◆ Required work
Locate each line containing the string "content" and copy it out.

Excerpt from a dataset:
## begin
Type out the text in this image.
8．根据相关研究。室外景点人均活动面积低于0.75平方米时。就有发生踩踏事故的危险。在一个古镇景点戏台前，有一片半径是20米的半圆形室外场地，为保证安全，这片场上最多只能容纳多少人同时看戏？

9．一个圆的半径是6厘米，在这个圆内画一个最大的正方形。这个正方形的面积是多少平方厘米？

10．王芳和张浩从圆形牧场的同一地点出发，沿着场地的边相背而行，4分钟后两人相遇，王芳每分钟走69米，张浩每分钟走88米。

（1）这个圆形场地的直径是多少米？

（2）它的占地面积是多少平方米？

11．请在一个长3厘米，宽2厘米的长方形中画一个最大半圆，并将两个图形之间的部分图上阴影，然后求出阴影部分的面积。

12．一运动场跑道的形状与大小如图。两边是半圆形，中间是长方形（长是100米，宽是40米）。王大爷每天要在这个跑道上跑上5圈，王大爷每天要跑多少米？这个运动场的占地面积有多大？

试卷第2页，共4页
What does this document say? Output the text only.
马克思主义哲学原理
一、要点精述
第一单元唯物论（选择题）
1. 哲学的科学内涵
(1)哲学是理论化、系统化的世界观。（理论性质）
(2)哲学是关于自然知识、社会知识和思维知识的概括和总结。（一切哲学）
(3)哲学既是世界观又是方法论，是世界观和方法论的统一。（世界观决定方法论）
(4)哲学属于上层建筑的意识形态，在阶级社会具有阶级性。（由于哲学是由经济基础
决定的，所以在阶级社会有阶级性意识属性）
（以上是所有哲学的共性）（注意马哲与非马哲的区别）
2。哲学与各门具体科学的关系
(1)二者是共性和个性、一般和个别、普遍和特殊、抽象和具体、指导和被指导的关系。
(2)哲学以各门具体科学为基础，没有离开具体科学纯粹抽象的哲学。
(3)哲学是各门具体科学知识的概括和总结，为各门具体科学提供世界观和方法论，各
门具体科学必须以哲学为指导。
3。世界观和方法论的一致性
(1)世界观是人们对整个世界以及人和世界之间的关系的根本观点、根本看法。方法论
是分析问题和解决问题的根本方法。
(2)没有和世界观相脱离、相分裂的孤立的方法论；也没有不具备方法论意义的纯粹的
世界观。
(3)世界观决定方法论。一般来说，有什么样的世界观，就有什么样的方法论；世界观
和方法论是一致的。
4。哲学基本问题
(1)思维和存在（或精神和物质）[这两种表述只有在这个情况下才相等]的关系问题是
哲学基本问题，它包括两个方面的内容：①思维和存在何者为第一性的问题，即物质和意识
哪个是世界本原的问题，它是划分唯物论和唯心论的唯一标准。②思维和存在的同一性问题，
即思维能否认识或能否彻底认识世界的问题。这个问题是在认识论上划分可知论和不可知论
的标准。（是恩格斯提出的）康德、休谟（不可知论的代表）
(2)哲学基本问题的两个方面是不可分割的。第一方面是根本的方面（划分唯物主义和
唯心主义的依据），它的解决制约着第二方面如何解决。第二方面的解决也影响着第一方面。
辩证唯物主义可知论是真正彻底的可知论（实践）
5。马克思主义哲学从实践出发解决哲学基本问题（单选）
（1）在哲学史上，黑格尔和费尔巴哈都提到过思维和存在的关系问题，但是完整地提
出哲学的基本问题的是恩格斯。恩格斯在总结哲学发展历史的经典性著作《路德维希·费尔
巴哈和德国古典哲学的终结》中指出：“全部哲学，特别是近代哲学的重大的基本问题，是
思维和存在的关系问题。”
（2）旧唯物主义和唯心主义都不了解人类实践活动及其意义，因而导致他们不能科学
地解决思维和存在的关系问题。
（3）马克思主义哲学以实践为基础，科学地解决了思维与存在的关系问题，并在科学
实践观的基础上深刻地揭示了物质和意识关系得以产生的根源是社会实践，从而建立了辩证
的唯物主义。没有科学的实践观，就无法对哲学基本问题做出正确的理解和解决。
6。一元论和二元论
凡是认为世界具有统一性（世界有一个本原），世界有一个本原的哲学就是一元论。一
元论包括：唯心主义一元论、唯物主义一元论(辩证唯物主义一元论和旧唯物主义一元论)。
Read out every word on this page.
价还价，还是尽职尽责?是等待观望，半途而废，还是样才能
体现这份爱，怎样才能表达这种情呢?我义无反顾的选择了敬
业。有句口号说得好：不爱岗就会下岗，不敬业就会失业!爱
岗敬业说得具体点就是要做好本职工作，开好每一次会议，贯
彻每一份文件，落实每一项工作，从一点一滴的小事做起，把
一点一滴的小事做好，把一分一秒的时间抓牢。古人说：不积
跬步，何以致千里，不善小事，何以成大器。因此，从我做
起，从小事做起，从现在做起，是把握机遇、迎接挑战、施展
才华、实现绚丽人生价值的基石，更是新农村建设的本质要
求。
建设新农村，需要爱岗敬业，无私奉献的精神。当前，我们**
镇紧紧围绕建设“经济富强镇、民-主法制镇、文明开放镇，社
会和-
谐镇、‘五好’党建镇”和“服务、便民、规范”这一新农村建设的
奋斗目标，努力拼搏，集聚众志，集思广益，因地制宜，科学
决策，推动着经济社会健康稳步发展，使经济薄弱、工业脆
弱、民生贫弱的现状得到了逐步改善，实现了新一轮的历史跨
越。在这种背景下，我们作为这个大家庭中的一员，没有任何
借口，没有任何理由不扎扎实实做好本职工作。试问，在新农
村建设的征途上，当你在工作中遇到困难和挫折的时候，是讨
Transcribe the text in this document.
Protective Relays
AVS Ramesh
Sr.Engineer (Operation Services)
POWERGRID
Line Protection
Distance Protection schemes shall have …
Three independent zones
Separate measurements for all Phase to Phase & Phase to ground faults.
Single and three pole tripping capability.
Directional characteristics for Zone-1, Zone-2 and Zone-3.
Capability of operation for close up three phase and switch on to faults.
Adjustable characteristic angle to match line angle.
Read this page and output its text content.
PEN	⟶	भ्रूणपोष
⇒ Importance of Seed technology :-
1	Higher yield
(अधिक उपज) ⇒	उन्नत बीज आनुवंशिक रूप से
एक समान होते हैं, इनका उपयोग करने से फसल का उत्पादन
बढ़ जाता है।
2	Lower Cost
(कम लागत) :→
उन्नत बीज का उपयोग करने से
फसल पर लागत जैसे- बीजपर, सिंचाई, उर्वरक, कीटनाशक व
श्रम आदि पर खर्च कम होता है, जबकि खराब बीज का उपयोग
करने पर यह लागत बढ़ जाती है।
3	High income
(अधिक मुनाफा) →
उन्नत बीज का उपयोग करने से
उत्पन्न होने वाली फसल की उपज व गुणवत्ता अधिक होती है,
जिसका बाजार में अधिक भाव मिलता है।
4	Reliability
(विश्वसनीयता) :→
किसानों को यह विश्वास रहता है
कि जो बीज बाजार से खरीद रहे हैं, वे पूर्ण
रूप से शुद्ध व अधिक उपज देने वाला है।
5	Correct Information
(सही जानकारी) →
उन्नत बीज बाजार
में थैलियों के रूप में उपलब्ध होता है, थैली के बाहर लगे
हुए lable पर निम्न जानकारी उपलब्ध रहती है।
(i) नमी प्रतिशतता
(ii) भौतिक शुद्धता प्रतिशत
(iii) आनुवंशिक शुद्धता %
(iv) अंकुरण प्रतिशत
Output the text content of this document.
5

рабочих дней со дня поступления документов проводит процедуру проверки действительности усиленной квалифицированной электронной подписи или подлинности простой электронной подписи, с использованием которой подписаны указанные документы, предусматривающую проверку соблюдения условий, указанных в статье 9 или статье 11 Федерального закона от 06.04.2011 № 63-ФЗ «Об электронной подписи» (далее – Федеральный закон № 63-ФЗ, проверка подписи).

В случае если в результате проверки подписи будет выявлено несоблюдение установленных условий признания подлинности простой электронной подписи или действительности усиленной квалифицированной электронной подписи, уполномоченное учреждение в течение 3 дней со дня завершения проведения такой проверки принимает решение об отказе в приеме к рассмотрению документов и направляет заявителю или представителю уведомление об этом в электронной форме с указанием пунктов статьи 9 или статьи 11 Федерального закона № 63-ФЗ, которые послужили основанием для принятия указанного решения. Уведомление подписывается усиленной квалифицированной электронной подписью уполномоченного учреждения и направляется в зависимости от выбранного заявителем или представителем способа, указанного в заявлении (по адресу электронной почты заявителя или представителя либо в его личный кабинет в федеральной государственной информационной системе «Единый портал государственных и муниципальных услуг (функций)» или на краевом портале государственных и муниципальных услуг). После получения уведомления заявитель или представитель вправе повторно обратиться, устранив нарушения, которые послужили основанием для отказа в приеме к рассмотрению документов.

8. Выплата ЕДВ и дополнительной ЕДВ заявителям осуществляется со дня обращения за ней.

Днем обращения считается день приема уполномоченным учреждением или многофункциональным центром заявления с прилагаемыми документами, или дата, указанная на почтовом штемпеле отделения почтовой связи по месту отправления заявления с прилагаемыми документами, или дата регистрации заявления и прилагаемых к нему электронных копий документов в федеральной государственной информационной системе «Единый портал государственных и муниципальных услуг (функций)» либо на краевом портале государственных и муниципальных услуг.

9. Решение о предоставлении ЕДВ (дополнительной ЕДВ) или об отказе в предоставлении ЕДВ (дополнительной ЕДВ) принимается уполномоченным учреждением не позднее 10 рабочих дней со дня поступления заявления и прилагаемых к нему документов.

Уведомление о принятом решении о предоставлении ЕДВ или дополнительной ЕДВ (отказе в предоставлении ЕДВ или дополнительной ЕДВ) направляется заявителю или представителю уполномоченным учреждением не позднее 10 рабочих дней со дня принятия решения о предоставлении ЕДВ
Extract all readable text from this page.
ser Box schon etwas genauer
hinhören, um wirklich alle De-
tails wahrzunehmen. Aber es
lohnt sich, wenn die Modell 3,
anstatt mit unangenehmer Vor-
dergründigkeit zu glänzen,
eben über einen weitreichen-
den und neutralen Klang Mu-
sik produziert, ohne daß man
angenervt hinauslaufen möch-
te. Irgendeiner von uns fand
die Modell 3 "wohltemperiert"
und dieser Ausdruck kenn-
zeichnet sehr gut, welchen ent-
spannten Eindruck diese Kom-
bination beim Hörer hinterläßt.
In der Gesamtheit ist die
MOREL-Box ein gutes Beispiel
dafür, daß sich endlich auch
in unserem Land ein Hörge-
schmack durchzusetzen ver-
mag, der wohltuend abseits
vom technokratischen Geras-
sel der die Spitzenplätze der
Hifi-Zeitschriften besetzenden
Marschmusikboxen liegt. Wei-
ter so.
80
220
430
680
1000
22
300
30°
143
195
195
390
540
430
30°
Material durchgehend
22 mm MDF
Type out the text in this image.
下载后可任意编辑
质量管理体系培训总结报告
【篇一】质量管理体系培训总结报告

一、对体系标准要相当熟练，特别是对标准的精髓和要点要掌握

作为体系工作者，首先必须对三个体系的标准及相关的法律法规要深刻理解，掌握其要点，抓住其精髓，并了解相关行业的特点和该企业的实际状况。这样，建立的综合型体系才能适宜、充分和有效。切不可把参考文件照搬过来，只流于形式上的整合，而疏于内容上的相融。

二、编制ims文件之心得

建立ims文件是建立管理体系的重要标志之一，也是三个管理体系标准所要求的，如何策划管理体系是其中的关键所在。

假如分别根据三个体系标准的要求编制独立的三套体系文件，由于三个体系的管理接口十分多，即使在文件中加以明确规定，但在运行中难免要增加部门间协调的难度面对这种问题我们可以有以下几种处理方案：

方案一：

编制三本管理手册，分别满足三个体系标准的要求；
## end
◆ Answer to the exercise
Read this page and output its text content.
Output the text content of this document.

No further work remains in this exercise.